Prompt: Report, word for word, every line of the material that contains "change".

Given data:
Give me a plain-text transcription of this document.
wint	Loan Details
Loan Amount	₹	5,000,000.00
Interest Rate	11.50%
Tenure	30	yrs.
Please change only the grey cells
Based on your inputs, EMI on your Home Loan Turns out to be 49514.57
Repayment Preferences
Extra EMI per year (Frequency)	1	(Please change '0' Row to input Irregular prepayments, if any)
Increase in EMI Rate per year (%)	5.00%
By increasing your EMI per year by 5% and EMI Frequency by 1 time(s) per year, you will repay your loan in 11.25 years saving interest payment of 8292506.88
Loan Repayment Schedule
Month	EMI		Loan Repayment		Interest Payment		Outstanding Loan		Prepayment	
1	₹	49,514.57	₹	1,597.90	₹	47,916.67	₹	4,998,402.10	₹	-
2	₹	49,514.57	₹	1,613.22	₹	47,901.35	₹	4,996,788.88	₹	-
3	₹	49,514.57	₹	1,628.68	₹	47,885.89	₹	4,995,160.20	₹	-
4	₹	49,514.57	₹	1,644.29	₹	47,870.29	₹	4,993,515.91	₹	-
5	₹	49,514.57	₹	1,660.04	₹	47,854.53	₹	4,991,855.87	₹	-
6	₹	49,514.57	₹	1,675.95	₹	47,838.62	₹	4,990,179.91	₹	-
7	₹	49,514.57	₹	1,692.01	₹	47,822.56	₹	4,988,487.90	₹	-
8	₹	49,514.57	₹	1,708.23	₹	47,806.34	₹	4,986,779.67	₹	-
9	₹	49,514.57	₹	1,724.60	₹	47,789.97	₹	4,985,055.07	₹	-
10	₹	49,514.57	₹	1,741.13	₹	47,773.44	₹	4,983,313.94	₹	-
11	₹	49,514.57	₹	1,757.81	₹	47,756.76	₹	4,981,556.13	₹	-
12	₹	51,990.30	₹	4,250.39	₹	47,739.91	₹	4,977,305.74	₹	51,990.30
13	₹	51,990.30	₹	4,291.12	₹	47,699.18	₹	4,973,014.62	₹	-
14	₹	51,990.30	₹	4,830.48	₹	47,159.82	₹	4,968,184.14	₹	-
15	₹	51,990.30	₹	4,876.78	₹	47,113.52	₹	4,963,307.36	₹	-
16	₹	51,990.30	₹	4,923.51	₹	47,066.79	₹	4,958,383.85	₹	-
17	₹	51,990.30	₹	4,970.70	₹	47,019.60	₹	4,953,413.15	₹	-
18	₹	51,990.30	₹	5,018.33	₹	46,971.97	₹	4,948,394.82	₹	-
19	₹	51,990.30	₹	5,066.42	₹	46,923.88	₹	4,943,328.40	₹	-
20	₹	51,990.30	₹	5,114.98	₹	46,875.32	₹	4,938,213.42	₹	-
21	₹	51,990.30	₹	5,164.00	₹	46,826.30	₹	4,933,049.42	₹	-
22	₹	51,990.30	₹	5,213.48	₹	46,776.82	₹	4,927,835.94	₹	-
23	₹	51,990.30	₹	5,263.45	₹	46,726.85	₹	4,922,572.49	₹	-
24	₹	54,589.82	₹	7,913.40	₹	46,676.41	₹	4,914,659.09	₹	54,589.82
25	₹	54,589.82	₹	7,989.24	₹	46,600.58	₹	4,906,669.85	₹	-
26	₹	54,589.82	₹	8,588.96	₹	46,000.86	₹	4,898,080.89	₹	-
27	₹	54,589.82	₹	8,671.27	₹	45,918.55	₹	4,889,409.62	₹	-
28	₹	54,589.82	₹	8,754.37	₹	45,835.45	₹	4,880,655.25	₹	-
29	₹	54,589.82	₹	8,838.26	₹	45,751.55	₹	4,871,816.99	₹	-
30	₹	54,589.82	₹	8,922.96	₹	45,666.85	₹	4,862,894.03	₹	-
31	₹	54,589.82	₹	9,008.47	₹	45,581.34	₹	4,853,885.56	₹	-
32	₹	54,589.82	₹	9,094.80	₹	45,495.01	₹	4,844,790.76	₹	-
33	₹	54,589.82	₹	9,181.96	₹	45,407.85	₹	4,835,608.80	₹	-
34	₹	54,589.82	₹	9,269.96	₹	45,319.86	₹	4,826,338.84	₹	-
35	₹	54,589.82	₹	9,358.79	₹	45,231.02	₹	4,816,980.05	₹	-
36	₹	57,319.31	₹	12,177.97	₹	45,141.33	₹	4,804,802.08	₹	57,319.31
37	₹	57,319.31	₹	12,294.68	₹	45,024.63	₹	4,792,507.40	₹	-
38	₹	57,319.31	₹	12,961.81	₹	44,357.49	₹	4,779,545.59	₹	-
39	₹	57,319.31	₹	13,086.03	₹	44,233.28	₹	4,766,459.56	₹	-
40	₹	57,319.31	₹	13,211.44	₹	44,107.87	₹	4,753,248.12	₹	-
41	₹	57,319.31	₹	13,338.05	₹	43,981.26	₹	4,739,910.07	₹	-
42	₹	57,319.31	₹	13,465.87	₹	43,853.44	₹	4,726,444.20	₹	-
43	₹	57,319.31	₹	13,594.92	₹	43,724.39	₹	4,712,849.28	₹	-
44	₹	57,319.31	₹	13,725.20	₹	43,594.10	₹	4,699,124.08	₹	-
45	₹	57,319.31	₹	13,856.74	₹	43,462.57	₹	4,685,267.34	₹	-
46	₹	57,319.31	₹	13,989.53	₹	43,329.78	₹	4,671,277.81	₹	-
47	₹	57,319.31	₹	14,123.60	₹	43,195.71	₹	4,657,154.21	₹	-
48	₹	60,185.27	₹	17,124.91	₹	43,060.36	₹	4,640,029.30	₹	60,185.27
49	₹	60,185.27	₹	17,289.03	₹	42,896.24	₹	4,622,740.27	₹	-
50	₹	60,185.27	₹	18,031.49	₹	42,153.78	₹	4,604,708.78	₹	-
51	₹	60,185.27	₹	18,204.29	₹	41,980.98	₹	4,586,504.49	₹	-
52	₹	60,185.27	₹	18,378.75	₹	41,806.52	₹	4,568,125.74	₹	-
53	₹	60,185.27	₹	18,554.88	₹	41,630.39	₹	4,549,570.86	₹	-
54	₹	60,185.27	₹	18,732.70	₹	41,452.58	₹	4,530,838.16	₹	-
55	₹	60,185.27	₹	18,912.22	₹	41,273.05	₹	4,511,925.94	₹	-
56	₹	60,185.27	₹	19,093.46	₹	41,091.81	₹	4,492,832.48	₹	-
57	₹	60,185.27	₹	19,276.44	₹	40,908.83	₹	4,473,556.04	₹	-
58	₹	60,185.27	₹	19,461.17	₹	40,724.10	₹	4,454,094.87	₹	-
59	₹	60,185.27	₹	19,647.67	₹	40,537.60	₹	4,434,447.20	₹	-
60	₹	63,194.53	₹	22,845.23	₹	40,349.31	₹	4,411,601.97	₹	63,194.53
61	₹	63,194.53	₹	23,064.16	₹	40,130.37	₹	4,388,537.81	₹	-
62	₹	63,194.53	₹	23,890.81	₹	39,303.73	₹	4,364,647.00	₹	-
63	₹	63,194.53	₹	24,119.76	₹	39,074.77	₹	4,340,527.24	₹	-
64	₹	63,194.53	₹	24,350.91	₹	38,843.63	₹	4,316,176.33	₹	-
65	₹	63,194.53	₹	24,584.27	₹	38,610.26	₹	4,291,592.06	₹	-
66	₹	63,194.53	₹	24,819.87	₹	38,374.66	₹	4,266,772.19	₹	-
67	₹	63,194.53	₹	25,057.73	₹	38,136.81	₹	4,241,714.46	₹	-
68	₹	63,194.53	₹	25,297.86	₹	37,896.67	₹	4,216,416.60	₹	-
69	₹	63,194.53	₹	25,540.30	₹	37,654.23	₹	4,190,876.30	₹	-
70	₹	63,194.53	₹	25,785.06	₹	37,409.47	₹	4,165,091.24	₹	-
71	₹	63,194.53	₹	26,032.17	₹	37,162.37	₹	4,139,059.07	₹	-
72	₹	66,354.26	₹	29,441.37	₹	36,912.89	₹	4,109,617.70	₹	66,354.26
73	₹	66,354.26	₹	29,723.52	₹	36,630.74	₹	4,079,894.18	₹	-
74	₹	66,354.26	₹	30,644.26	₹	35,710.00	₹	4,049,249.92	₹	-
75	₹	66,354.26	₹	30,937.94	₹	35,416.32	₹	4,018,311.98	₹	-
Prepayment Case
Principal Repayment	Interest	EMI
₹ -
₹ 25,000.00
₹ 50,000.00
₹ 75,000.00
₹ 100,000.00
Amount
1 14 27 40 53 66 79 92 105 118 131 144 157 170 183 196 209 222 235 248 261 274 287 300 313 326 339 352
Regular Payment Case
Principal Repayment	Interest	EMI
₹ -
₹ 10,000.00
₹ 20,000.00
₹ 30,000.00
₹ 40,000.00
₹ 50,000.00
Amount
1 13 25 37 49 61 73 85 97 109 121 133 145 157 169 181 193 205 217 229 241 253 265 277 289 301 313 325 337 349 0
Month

Solved problem:
Please change only the grey cells
Extra EMI per year (Frequency)	1	(Please change '0' Row to input Irregular prepayments, if any)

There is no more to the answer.